* _Stated task_
Without including any images, reproduce each entry exactly.

+++ Materials provided +++

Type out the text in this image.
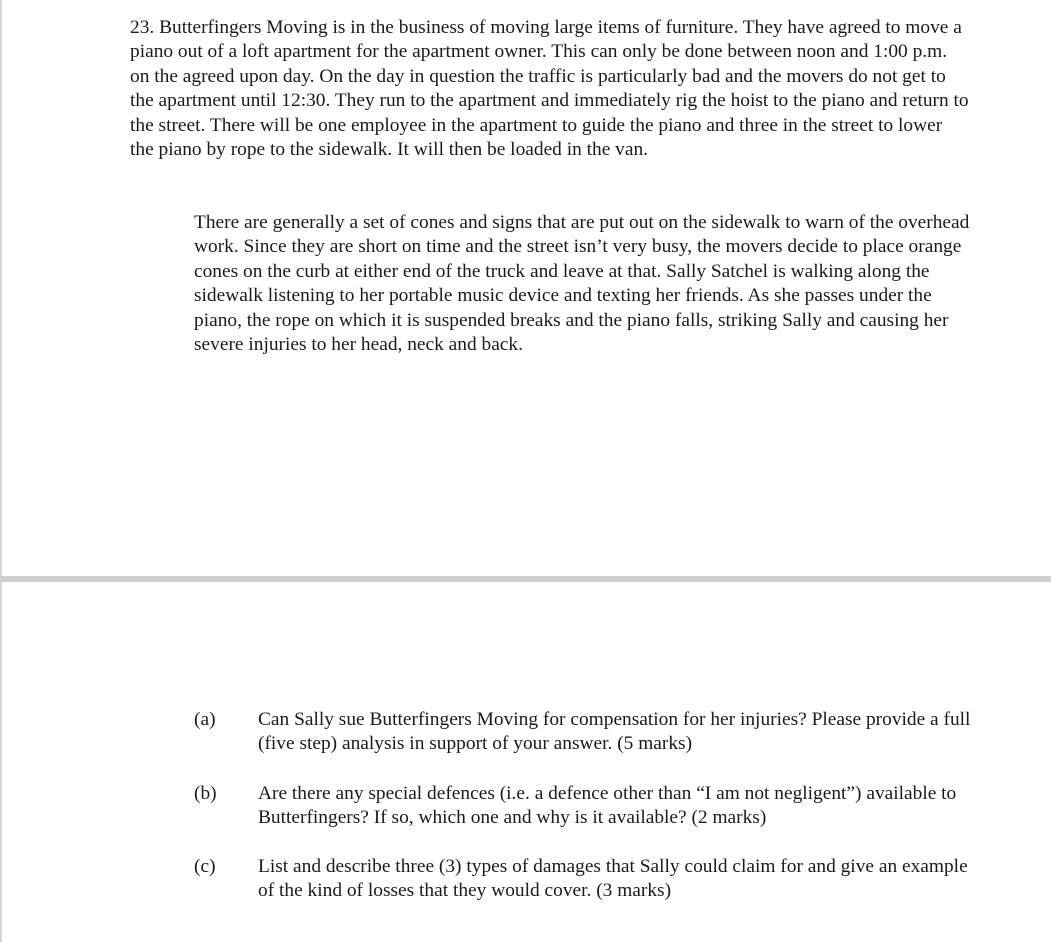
23. Butterfingers Moving is in the business of moving large items of furniture. They have agreed to move a piano out of a loft apartment for the apartment owner. This can only be done between noon and 1:00 p.m. on the agreed upon day. On the day in question the traffic is particularly bad and the movers do not get to the apartment until 12:30. They run to the apartment and immediately rig the hoist to the piano and return to the street. There will be one employee in the apartment to guide the piano and three in the street to lower the piano by rope to the sidewalk. It will then be loaded in the van.

There are generally a set of cones and signs that are put out on the sidewalk to warn of the overhead work. Since they are short on time and the street isn’t very busy, the movers decide to place orange cones on the curb at either end of the truck and leave at that. Sally Satchel is walking along the sidewalk listening to her portable music device and texting her friends. As she passes under the piano, the rope on which it is suspended breaks and the piano falls, striking Sally and causing her severe injuries to her head, neck and back.

(a) Can Sally sue Butterfingers Moving for compensation for her injuries? Please provide a full (five step) analysis in support of your answer. (5 marks)

(b) Are there any special defences (i.e. a defence other than “I am not negligent”) available to Butterfingers? If so, which one and why is it available? (2 marks)

(c) List and describe three (3) types of damages that Sally could claim for and give an example of the kind of losses that they would cover. (3 marks)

+++

* _Answer to the exercise_
Type out the text in this image.
23. Butterfingers Moving is in the business of moving large items of furniture. They have agreed to move a piano out of a loft apartment for the apartment owner. This can only be done between noon and 1:00 p.m. on the agreed upon day. On the day in question the traffic is particularly bad and the movers do not get to the apartment until 12:30. They run to the apartment and immediately rig the hoist to the piano and return to the street. There will be one employee in the apartment to guide the piano and three in the street to lower the piano by rope to the sidewalk. It will then be loaded in the van.

There are generally a set of cones and signs that are put out on the sidewalk to warn of the overhead work. Since they are short on time and the street isn’t very busy, the movers decide to place orange cones on the curb at either end of the truck and leave at that. Sally Satchel is walking along the sidewalk listening to her portable music device and texting her friends. As she passes under the piano, the rope on which it is suspended breaks and the piano falls, striking Sally and causing her severe injuries to her head, neck and back.

(a) Can Sally sue Butterfingers Moving for compensation for her injuries? Please provide a full (five step) analysis in support of your answer. (5 marks)

(b) Are there any special defences (i.e. a defence other than “I am not negligent”) available to Butterfingers? If so, which one and why is it available? (2 marks)

(c) List and describe three (3) types of damages that Sally could claim for and give an example of the kind of losses that they would cover. (3 marks)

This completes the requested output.